[Records]
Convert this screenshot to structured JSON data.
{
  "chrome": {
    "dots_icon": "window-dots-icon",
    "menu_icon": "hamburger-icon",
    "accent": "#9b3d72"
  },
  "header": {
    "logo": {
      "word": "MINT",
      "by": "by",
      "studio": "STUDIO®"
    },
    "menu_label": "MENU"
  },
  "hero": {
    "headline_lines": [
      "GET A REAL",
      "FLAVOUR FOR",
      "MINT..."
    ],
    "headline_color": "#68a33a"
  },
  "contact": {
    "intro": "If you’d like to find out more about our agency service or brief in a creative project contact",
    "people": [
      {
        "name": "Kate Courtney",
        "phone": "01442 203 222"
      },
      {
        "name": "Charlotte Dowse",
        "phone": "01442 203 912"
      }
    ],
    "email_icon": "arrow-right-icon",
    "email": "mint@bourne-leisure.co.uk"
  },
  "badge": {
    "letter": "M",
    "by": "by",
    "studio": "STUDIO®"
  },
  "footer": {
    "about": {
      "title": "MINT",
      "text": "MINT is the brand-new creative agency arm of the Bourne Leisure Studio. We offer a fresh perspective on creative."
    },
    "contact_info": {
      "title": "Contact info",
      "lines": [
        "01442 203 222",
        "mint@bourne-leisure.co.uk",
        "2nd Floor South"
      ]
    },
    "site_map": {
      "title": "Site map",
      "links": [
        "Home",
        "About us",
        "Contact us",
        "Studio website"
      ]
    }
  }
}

#### [What is expected]
Nothing should be left out: return all of the records exactly.

#### [Exercise answer]
Convert this screenshot to structured JSON data.
{
  "chrome": {
    "dots_icon": "window-dots-icon",
    "menu_icon": "hamburger-icon",
    "accent": "#9b3d72"
  },
  "header": {
    "logo": {
      "word": "MINT",
      "by": "by",
      "studio": "STUDIO®"
    },
    "menu_label": "MENU"
  },
  "hero": {
    "headline_lines": [
      "GET A REAL",
      "FLAVOUR FOR",
      "MINT..."
    ],
    "headline_color": "#68a33a"
  },
  "contact": {
    "intro": "If you’d like to find out more about our agency service or brief in a creative project contact",
    "people": [
      {
        "name": "Kate Courtney",
        "phone": "01442 203 222"
      },
      {
        "name": "Charlotte Dowse",
        "phone": "01442 203 912"
      }
    ],
    "email_icon": "arrow-right-icon",
    "email": "mint@bourne-leisure.co.uk"
  },
  "badge": {
    "letter": "M",
    "by": "by",
    "studio": "STUDIO®"
  },
  "footer": {
    "about": {
      "title": "MINT",
      "text": "MINT is the brand-new creative agency arm of the Bourne Leisure Studio. We offer a fresh perspective on creative."
    },
    "contact_info": {
      "title": "Contact info",
      "lines": [
        "01442 203 222",
        "mint@bourne-leisure.co.uk",
        "2nd Floor South"
      ]
    },
    "site_map": {
      "title": "Site map",
      "links": [
        "Home",
        "About us",
        "Contact us",
        "Studio website"
      ]
    }
  }
}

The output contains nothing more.